Unadjusted linear trend for the MFC weighted by precision showed statistically significant reductions for the animal proteins which included beef/poultry, fish/seafood and eggs (6% p/year), milk/cheese (4.2% p/year), dairy products (10.3% p/year), fruits/vegetables (7.7% p/year), sweets (9.6% p/year), sodas (6.5% p/year) and sugary drinks (12.7% p/year) (Table 3). The reductions of 4.1% p/year for pizza/hamburger and 2.1% p/year for fruits were marginally significant (p-values of 0.058 and 0.065, respectively).

There was a significantly higher FCR for all food/beverage items reported in the 2002 survey using the typical day question (flagged as 2002a in Table 4) compared to the likely FCR had the question been asked of the previous day instead (flagged as 2002b). The 2002 and 2007 pen-and-paper questionnaires rendered significantly higher values than the 2013-2015 computer screen prompts for all foods/beverages analysed except yoghurt (penultimate column in Table 4). This comparison used the 2002 interval regression estimate of the hypothetical question on the previous day food consumption. To avoid the uncertainty related to this potential outcome, another comparison was made excluding the 2002 data, i.e. contrasting the 2013-2015 computer screen versus 2007 pen-and-pencil reports, all of which referred to the previous day food consumption. Although the same FCR reduction trend for the later period was confirmed, its magnitude was smaller and its statistical significance (P < 0.05) included fewer items, namely fruits, meats/fish/seafood, milk/cheese and other dairy products, sweets, sugary drinks and sodas (last column in Table 4). Among the significant reductions, the largest one was observed for milk/cheese (62% with 95% CI 56-67%) and the smallest was found for the meats/fish/seafood (17% with 95% CI 11-23%).

Discussion

The present study provided an example of time trend analysis based on different FFQs, namely pen-and-paper versus computer screen presentation mode, varying number of items within food group over survey years and variations in probabilistic sampling procedures. Despite uneven spacing of the surveys over the 2002-2015 period and above methodological differences, both linear (per year) and contrast type changes were evaluated. To the authors’ best knowledge, this is the first time a data synthesis of this kind was published in nutritional epidemiological studies of children and adolescents, although some general recommendations for trend analysis have been provided2626 Schnohr CW, Molcho M, Rasmussen M, Samdal O, de Looze M, Levin K, Roberts CJ, Ehlinger V, Krølner R, Dalmasso P, Torsheim T. Trend analyses in the health behaviour in school-aged children study: methodological considerations and recommendations. Eur J Public Health 2015; 25 (Suppl. 2):7-12..

Several steps were taken to improve the time-related estimates. First, inclusion criteria (public schools only) and exclusion criteria (implausible frequency of total food consumption per day) were used to reduce the analytical sample heterogeneity and thus both known and unknown confounding effects. Second, control variables were used to further reduce the impact of known confounding variables. Third, offset by maximum food/beverage consumption per day allowed comparability of varying number of food components in a food group over survey years. Fourth, survey parameters accounted for unequal selection probability of pupils and higher similarity of their responses within the same school. Fifth, interval regression used the available FFQ data to estimate a likely value of the 2002 survey had it used the same reference period for the food/beverage consumption as the subsequent surveys (i.e. the previous day), thus allowing a more consistent time trend analysis.

__SOURCE INFORMATION__:
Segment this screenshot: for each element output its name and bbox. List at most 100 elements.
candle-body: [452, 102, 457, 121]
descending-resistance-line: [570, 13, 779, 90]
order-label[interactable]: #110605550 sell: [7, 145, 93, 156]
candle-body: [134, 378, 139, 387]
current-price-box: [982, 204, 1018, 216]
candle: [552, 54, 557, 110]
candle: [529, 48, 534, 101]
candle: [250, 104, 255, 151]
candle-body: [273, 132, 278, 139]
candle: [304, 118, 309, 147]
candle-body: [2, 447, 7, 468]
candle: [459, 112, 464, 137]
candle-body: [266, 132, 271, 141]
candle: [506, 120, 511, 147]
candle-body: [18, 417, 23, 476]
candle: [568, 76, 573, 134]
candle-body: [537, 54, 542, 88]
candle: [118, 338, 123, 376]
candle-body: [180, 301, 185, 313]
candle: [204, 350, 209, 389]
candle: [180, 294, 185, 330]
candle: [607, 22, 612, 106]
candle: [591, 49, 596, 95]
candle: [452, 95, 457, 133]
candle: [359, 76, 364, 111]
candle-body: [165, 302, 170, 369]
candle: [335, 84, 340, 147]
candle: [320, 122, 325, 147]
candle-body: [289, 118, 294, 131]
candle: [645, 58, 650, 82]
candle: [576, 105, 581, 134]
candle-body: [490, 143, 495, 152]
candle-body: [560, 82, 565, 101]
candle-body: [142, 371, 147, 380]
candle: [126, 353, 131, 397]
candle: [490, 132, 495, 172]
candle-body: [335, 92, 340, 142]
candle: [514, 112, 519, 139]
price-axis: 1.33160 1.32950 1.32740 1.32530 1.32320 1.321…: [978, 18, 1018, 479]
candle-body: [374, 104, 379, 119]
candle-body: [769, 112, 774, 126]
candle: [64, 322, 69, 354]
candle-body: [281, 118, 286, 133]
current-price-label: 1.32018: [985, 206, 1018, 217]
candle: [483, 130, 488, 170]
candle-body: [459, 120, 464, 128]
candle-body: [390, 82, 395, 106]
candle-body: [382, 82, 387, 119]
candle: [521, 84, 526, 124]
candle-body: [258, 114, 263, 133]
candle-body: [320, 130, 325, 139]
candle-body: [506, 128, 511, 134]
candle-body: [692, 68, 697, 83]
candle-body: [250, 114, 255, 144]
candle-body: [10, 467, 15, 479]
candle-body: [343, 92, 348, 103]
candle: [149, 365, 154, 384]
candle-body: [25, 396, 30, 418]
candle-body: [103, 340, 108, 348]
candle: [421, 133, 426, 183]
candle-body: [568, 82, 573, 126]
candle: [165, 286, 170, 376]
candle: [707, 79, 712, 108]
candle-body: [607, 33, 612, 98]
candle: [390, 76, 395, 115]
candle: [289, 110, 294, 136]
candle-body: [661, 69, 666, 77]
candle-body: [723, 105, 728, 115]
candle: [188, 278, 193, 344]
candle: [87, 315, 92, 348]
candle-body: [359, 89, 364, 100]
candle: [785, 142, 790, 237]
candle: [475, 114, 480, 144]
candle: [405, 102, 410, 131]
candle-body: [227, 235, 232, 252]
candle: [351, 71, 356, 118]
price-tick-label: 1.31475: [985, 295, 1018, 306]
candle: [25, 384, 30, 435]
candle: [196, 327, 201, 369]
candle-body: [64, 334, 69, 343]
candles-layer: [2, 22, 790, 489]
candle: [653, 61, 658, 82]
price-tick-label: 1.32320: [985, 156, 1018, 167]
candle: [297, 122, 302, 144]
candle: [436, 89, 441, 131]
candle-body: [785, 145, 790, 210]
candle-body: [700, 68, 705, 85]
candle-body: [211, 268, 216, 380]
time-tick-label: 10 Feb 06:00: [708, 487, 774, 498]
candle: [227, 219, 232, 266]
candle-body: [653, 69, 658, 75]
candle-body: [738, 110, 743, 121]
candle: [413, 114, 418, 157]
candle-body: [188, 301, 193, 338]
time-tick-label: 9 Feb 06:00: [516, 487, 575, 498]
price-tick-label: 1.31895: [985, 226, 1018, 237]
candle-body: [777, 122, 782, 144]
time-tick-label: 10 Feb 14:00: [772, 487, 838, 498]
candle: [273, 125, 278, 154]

__COMPLETE THE FOLLOWING__:
(A) Using the food consumption study, mark each statement yes or no. Back each answer with the deciding words from the text, quoted exactly. (i) In the 2007 versus 2013-2015 comparison, the largest significant reduction was for milk/cheese. (ii) The inclusion criteria limited the sample to private schools. (iii) For yoghurt, the pen-and-paper questionnaires gave significantly higher values than the computer screen prompts.
(B) Continue the food consumption study from its last sentence.
The items come from a separate source unrelated to the food consumption study.

__TASK ANSWERS__:
(A)
(i) Yes: "the largest one was observed for milk/cheese (62% with 95% CI 56-67%)"
(ii) No: "inclusion criteria (public schools only)"
(iii) No: "for all foods/beverages analysed except yoghurt"

(B)
The FCR estimation allowed several types of time effects to be analysed: a) overall time trend assuming constant linear change in both unadjusted and adjusted regression analysis, b) the 2007 versus 2002 survey year contrast to evaluate the effect of switching from the typical day to the previous day question of the food/beverage consumption and adding more food items and improving instruction to children before responding these pen-and-paper questionnaires, and c) 2013-2015 versus 2002-2007 contrast to evaluate the impact of changing the questionnaire presentation from pen-and-pencil to computer screen mode.

Non-overlapping CI for adjusted FCR comparing the 2007 versus 2002 survey year indicated a significant reduction in consumption of all foods/beverages analysed, except yoghurt (Table 4). Changing the instruction to answer about typical day food/beverage consumption in 2002 to a previous day consumption in 2007 may have reduced intrusion of some foods which could appear when “typical” was interpreted by child as “possible” over a longer period (e.g. a week) or confounded with desired foods/beverages or simply not understood and ignored. Also, the reduction may be attributed to improved training of the respondents in 2007, including a short reminder of the meaning of food drawings presented as a classroom poster, before answering the PDFQ-3. Another possible explanation is that expanding the number of drawings in the latter version facilitated pupils’ understanding of the menu.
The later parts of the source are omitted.